**Figure record extracts**:
______

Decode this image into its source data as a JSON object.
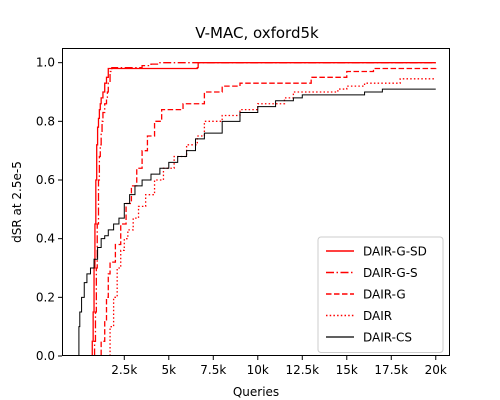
{
  "chart_data": {
    "type": "line",
    "title": "V-MAC, oxford5k",
    "xlabel": "Queries",
    "ylabel": "dSR at 2.5e-5",
    "xlim": [
      -1000,
      20800
    ],
    "ylim": [
      0.0,
      1.05
    ],
    "xticks": [
      {
        "value": 2500,
        "label": "2.5k"
      },
      {
        "value": 5000,
        "label": "5k"
      },
      {
        "value": 7500,
        "label": "7.5k"
      },
      {
        "value": 10000,
        "label": "10k"
      },
      {
        "value": 12500,
        "label": "12.5k"
      },
      {
        "value": 15000,
        "label": "15k"
      },
      {
        "value": 17500,
        "label": "17.5k"
      },
      {
        "value": 20000,
        "label": "20k"
      }
    ],
    "yticks": [
      {
        "value": 0.0,
        "label": "0.0"
      },
      {
        "value": 0.2,
        "label": "0.2"
      },
      {
        "value": 0.4,
        "label": "0.4"
      },
      {
        "value": 0.6,
        "label": "0.6"
      },
      {
        "value": 0.8,
        "label": "0.8"
      },
      {
        "value": 1.0,
        "label": "1.0"
      }
    ],
    "grid": false,
    "legend_position": "lower-right",
    "series": [
      {
        "name": "DAIR-G-SD",
        "color": "#ff0000",
        "dash": "solid",
        "width": 1.3,
        "points": [
          [
            660,
            0.0
          ],
          [
            700,
            0.05
          ],
          [
            750,
            0.15
          ],
          [
            800,
            0.3
          ],
          [
            850,
            0.45
          ],
          [
            900,
            0.6
          ],
          [
            950,
            0.72
          ],
          [
            1000,
            0.78
          ],
          [
            1050,
            0.81
          ],
          [
            1100,
            0.84
          ],
          [
            1150,
            0.86
          ],
          [
            1200,
            0.88
          ],
          [
            1300,
            0.9
          ],
          [
            1400,
            0.93
          ],
          [
            1500,
            0.95
          ],
          [
            1600,
            0.98
          ],
          [
            3000,
            0.98
          ],
          [
            4500,
            0.98
          ],
          [
            6600,
            0.983
          ],
          [
            6650,
            1.0
          ],
          [
            20000,
            1.0
          ]
        ]
      },
      {
        "name": "DAIR-G-S",
        "color": "#ff0000",
        "dash": "dashdot",
        "width": 1.3,
        "points": [
          [
            800,
            0.0
          ],
          [
            830,
            0.05
          ],
          [
            880,
            0.15
          ],
          [
            930,
            0.3
          ],
          [
            980,
            0.45
          ],
          [
            1050,
            0.6
          ],
          [
            1100,
            0.68
          ],
          [
            1150,
            0.72
          ],
          [
            1200,
            0.76
          ],
          [
            1250,
            0.8
          ],
          [
            1300,
            0.83
          ],
          [
            1400,
            0.86
          ],
          [
            1500,
            0.88
          ],
          [
            1550,
            0.9
          ],
          [
            1600,
            0.93
          ],
          [
            1700,
            0.97
          ],
          [
            1800,
            0.983
          ],
          [
            3000,
            0.983
          ],
          [
            3500,
            0.99
          ],
          [
            4000,
            0.995
          ],
          [
            4500,
            1.0
          ],
          [
            6500,
            1.0
          ],
          [
            20000,
            1.0
          ]
        ]
      },
      {
        "name": "DAIR-G",
        "color": "#ff0000",
        "dash": "dashed",
        "width": 1.3,
        "points": [
          [
            800,
            0.0
          ],
          [
            1200,
            0.05
          ],
          [
            1400,
            0.12
          ],
          [
            1500,
            0.2
          ],
          [
            1600,
            0.28
          ],
          [
            1700,
            0.32
          ],
          [
            2000,
            0.38
          ],
          [
            2300,
            0.45
          ],
          [
            2600,
            0.52
          ],
          [
            2900,
            0.58
          ],
          [
            3200,
            0.64
          ],
          [
            3500,
            0.7
          ],
          [
            3800,
            0.75
          ],
          [
            4200,
            0.8
          ],
          [
            4600,
            0.84
          ],
          [
            5600,
            0.84
          ],
          [
            5800,
            0.86
          ],
          [
            6600,
            0.86
          ],
          [
            7000,
            0.9
          ],
          [
            7600,
            0.9
          ],
          [
            8000,
            0.92
          ],
          [
            9000,
            0.93
          ],
          [
            11000,
            0.93
          ],
          [
            12500,
            0.93
          ],
          [
            13000,
            0.95
          ],
          [
            14500,
            0.95
          ],
          [
            15000,
            0.97
          ],
          [
            16500,
            0.98
          ],
          [
            20000,
            0.983
          ]
        ]
      },
      {
        "name": "DAIR",
        "color": "#ff0000",
        "dash": "dotted",
        "width": 1.3,
        "points": [
          [
            1500,
            0.0
          ],
          [
            1700,
            0.1
          ],
          [
            1900,
            0.2
          ],
          [
            2100,
            0.3
          ],
          [
            2300,
            0.36
          ],
          [
            2500,
            0.4
          ],
          [
            2700,
            0.43
          ],
          [
            3000,
            0.47
          ],
          [
            3300,
            0.51
          ],
          [
            3700,
            0.55
          ],
          [
            4200,
            0.6
          ],
          [
            4700,
            0.64
          ],
          [
            5300,
            0.68
          ],
          [
            6000,
            0.72
          ],
          [
            6600,
            0.75
          ],
          [
            7000,
            0.8
          ],
          [
            8000,
            0.82
          ],
          [
            9000,
            0.84
          ],
          [
            10000,
            0.86
          ],
          [
            11500,
            0.88
          ],
          [
            12000,
            0.9
          ],
          [
            14000,
            0.9
          ],
          [
            14500,
            0.91
          ],
          [
            15000,
            0.92
          ],
          [
            16000,
            0.93
          ],
          [
            17000,
            0.93
          ],
          [
            18000,
            0.945
          ],
          [
            20000,
            0.945
          ]
        ]
      },
      {
        "name": "DAIR-CS",
        "color": "#000000",
        "dash": "solid",
        "width": 1.0,
        "points": [
          [
            -100,
            0.0
          ],
          [
            -50,
            0.1
          ],
          [
            0,
            0.15
          ],
          [
            100,
            0.2
          ],
          [
            250,
            0.25
          ],
          [
            400,
            0.28
          ],
          [
            600,
            0.3
          ],
          [
            800,
            0.33
          ],
          [
            1000,
            0.37
          ],
          [
            1200,
            0.4
          ],
          [
            1400,
            0.41
          ],
          [
            1600,
            0.43
          ],
          [
            1900,
            0.45
          ],
          [
            2200,
            0.47
          ],
          [
            2500,
            0.52
          ],
          [
            2800,
            0.55
          ],
          [
            3100,
            0.58
          ],
          [
            3500,
            0.6
          ],
          [
            4000,
            0.62
          ],
          [
            4500,
            0.64
          ],
          [
            5000,
            0.66
          ],
          [
            5500,
            0.68
          ],
          [
            6000,
            0.7
          ],
          [
            6500,
            0.74
          ],
          [
            7000,
            0.76
          ],
          [
            8000,
            0.8
          ],
          [
            9000,
            0.83
          ],
          [
            10000,
            0.85
          ],
          [
            11000,
            0.87
          ],
          [
            12000,
            0.88
          ],
          [
            12500,
            0.89
          ],
          [
            14500,
            0.89
          ],
          [
            16000,
            0.9
          ],
          [
            17000,
            0.91
          ],
          [
            20000,
            0.91
          ]
        ]
      }
    ]
  }
}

______

**GIVEN EXERCISE**:
Pull out all lines from the entries above that include the word "dash".

**SOLVED PROBLEM**:
        "dash": "solid",
        "dash": "dashdot",
        "dash": "dashed",
        "dash": "dotted",
        "dash": "solid",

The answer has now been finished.